Task details:
Output all of the entries below precisely as written.

Data for processing:
____________________

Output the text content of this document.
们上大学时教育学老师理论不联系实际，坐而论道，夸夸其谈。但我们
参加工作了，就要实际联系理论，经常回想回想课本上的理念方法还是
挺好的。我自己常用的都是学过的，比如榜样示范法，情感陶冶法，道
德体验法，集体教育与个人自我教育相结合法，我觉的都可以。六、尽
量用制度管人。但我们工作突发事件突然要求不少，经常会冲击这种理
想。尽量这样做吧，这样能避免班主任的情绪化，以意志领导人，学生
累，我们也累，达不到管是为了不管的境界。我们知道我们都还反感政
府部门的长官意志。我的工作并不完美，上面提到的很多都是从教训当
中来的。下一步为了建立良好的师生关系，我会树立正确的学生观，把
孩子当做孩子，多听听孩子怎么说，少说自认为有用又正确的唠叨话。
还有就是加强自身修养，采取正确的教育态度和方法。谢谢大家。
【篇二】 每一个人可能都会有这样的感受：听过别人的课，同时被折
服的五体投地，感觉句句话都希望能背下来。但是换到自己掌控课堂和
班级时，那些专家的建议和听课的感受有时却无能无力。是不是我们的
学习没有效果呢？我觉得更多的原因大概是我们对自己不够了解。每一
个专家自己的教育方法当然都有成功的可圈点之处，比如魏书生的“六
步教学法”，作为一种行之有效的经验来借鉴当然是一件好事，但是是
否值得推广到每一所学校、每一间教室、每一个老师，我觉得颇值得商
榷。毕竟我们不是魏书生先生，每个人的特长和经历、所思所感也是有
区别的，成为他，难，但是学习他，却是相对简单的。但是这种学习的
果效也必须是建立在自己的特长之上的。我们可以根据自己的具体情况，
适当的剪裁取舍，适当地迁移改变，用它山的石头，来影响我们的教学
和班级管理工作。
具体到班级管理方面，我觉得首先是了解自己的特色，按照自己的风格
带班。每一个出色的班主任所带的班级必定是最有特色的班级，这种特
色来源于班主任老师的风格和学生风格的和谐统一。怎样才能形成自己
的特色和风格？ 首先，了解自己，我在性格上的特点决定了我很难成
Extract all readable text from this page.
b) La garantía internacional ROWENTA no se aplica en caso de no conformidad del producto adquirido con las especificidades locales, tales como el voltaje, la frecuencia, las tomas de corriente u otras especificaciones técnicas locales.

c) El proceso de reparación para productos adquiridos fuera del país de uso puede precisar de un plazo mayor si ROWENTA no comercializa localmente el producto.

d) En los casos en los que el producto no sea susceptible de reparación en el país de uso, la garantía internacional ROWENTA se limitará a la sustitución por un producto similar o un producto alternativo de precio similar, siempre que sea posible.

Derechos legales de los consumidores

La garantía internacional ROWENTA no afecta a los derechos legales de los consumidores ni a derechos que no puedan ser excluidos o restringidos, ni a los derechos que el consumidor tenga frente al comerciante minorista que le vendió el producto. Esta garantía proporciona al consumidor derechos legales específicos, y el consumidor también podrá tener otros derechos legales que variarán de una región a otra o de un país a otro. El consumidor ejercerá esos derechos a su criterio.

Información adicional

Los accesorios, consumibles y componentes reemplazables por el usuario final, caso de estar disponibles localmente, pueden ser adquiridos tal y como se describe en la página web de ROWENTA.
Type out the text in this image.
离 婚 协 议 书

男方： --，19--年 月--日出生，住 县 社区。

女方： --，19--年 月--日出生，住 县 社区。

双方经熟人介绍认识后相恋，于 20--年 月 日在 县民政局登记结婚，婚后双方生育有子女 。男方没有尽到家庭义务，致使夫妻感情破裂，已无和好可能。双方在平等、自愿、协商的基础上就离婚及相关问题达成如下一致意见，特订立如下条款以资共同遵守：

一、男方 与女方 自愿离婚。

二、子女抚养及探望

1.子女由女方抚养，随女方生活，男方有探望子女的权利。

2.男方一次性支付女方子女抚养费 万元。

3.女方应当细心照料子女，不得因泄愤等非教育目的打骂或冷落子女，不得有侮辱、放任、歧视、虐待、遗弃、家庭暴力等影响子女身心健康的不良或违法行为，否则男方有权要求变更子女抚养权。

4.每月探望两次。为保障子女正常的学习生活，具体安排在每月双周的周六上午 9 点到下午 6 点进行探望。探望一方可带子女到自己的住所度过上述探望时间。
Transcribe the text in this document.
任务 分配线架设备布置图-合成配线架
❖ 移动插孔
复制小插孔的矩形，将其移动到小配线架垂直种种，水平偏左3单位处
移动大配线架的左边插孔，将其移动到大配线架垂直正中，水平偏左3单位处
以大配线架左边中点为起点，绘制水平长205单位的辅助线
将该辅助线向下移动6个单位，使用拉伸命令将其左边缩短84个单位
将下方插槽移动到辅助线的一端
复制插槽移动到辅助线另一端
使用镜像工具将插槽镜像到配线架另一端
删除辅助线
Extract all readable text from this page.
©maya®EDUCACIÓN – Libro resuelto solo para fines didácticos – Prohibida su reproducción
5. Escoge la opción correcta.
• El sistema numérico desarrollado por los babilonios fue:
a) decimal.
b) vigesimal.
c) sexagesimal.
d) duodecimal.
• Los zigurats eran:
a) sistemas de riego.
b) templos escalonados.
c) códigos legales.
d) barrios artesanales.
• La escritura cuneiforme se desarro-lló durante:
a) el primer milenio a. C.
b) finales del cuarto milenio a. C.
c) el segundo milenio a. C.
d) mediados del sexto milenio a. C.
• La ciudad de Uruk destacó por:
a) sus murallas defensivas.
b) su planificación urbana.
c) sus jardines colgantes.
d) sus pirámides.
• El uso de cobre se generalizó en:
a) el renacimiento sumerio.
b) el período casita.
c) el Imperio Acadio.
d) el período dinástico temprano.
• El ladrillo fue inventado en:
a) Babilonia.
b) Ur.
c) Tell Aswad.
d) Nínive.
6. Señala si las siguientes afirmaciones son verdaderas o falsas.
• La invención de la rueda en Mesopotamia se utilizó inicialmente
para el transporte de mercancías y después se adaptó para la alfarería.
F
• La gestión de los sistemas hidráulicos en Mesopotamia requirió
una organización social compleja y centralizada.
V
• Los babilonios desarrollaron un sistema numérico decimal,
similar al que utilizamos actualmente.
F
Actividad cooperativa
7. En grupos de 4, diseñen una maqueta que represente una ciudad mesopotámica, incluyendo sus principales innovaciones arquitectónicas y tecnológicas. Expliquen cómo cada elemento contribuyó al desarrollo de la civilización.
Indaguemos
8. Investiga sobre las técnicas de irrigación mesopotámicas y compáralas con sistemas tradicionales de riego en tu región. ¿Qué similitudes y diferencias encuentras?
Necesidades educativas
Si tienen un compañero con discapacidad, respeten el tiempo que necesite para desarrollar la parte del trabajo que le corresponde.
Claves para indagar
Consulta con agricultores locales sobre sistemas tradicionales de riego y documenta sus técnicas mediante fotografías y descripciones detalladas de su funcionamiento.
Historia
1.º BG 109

____________________

The response:
Output the text content of this document.
们上大学时教育学老师理论不联系实际，坐而论道，夸夸其谈。但我们
参加工作了，就要实际联系理论，经常回想回想课本上的理念方法还是
挺好的。我自己常用的都是学过的，比如榜样示范法，情感陶冶法，道
德体验法，集体教育与个人自我教育相结合法，我觉的都可以。六、尽
量用制度管人。但我们工作突发事件突然要求不少，经常会冲击这种理
想。尽量这样做吧，这样能避免班主任的情绪化，以意志领导人，学生
累，我们也累，达不到管是为了不管的境界。我们知道我们都还反感政
府部门的长官意志。我的工作并不完美，上面提到的很多都是从教训当
中来的。下一步为了建立良好的师生关系，我会树立正确的学生观，把
孩子当做孩子，多听听孩子怎么说，少说自认为有用又正确的唠叨话。
还有就是加强自身修养，采取正确的教育态度和方法。谢谢大家。
【篇二】 每一个人可能都会有这样的感受：听过别人的课，同时被折
服的五体投地，感觉句句话都希望能背下来。但是换到自己掌控课堂和
班级时，那些专家的建议和听课的感受有时却无能无力。是不是我们的
学习没有效果呢？我觉得更多的原因大概是我们对自己不够了解。每一
个专家自己的教育方法当然都有成功的可圈点之处，比如魏书生的“六
步教学法”，作为一种行之有效的经验来借鉴当然是一件好事，但是是
否值得推广到每一所学校、每一间教室、每一个老师，我觉得颇值得商
榷。毕竟我们不是魏书生先生，每个人的特长和经历、所思所感也是有
区别的，成为他，难，但是学习他，却是相对简单的。但是这种学习的
果效也必须是建立在自己的特长之上的。我们可以根据自己的具体情况，
适当的剪裁取舍，适当地迁移改变，用它山的石头，来影响我们的教学
和班级管理工作。
具体到班级管理方面，我觉得首先是了解自己的特色，按照自己的风格
带班。每一个出色的班主任所带的班级必定是最有特色的班级，这种特
色来源于班主任老师的风格和学生风格的和谐统一。怎样才能形成自己
的特色和风格？ 首先，了解自己，我在性格上的特点决定了我很难成
Extract all readable text from this page.
b) La garantía internacional ROWENTA no se aplica en caso de no conformidad del producto adquirido con las especificidades locales, tales como el voltaje, la frecuencia, las tomas de corriente u otras especificaciones técnicas locales.

c) El proceso de reparación para productos adquiridos fuera del país de uso puede precisar de un plazo mayor si ROWENTA no comercializa localmente el producto.

d) En los casos en los que el producto no sea susceptible de reparación en el país de uso, la garantía internacional ROWENTA se limitará a la sustitución por un producto similar o un producto alternativo de precio similar, siempre que sea posible.

Derechos legales de los consumidores

La garantía internacional ROWENTA no afecta a los derechos legales de los consumidores ni a derechos que no puedan ser excluidos o restringidos, ni a los derechos que el consumidor tenga frente al comerciante minorista que le vendió el producto. Esta garantía proporciona al consumidor derechos legales específicos, y el consumidor también podrá tener otros derechos legales que variarán de una región a otra o de un país a otro. El consumidor ejercerá esos derechos a su criterio.

Información adicional

Los accesorios, consumibles y componentes reemplazables por el usuario final, caso de estar disponibles localmente, pueden ser adquiridos tal y como se describe en la página web de ROWENTA.
Type out the text in this image.
离 婚 协 议 书

男方： --，19--年 月--日出生，住 县 社区。

女方： --，19--年 月--日出生，住 县 社区。

双方经熟人介绍认识后相恋，于 20--年 月 日在 县民政局登记结婚，婚后双方生育有子女 。男方没有尽到家庭义务，致使夫妻感情破裂，已无和好可能。双方在平等、自愿、协商的基础上就离婚及相关问题达成如下一致意见，特订立如下条款以资共同遵守：

一、男方 与女方 自愿离婚。

二、子女抚养及探望

1.子女由女方抚养，随女方生活，男方有探望子女的权利。

2.男方一次性支付女方子女抚养费 万元。

3.女方应当细心照料子女，不得因泄愤等非教育目的打骂或冷落子女，不得有侮辱、放任、歧视、虐待、遗弃、家庭暴力等影响子女身心健康的不良或违法行为，否则男方有权要求变更子女抚养权。

4.每月探望两次。为保障子女正常的学习生活，具体安排在每月双周的周六上午 9 点到下午 6 点进行探望。探望一方可带子女到自己的住所度过上述探望时间。
Transcribe the text in this document.
任务 分配线架设备布置图-合成配线架
❖ 移动插孔
复制小插孔的矩形，将其移动到小配线架垂直种种，水平偏左3单位处
移动大配线架的左边插孔，将其移动到大配线架垂直正中，水平偏左3单位处
以大配线架左边中点为起点，绘制水平长205单位的辅助线
将该辅助线向下移动6个单位，使用拉伸命令将其左边缩短84个单位
将下方插槽移动到辅助线的一端
复制插槽移动到辅助线另一端
使用镜像工具将插槽镜像到配线架另一端
删除辅助线
Extract all readable text from this page.
©maya®EDUCACIÓN – Libro resuelto solo para fines didácticos – Prohibida su reproducción
5. Escoge la opción correcta.
• El sistema numérico desarrollado por los babilonios fue:
a) decimal.
b) vigesimal.
c) sexagesimal.
d) duodecimal.
• Los zigurats eran:
a) sistemas de riego.
b) templos escalonados.
c) códigos legales.
d) barrios artesanales.
• La escritura cuneiforme se desarro-lló durante:
a) el primer milenio a. C.
b) finales del cuarto milenio a. C.
c) el segundo milenio a. C.
d) mediados del sexto milenio a. C.
• La ciudad de Uruk destacó por:
a) sus murallas defensivas.
b) su planificación urbana.
c) sus jardines colgantes.
d) sus pirámides.
• El uso de cobre se generalizó en:
a) el renacimiento sumerio.
b) el período casita.
c) el Imperio Acadio.
d) el período dinástico temprano.
• El ladrillo fue inventado en:
a) Babilonia.
b) Ur.
c) Tell Aswad.
d) Nínive.
6. Señala si las siguientes afirmaciones son verdaderas o falsas.
• La invención de la rueda en Mesopotamia se utilizó inicialmente
para el transporte de mercancías y después se adaptó para la alfarería.
F
• La gestión de los sistemas hidráulicos en Mesopotamia requirió
una organización social compleja y centralizada.
V
• Los babilonios desarrollaron un sistema numérico decimal,
similar al que utilizamos actualmente.
F
Actividad cooperativa
7. En grupos de 4, diseñen una maqueta que represente una ciudad mesopotámica, incluyendo sus principales innovaciones arquitectónicas y tecnológicas. Expliquen cómo cada elemento contribuyó al desarrollo de la civilización.
Indaguemos
8. Investiga sobre las técnicas de irrigación mesopotámicas y compáralas con sistemas tradicionales de riego en tu región. ¿Qué similitudes y diferencias encuentras?
Necesidades educativas
Si tienen un compañero con discapacidad, respeten el tiempo que necesite para desarrollar la parte del trabajo que le corresponde.
Claves para indagar
Consulta con agricultores locales sobre sistemas tradicionales de riego y documenta sus técnicas mediante fotografías y descripciones detalladas de su funcionamiento.
Historia
1.º BG 109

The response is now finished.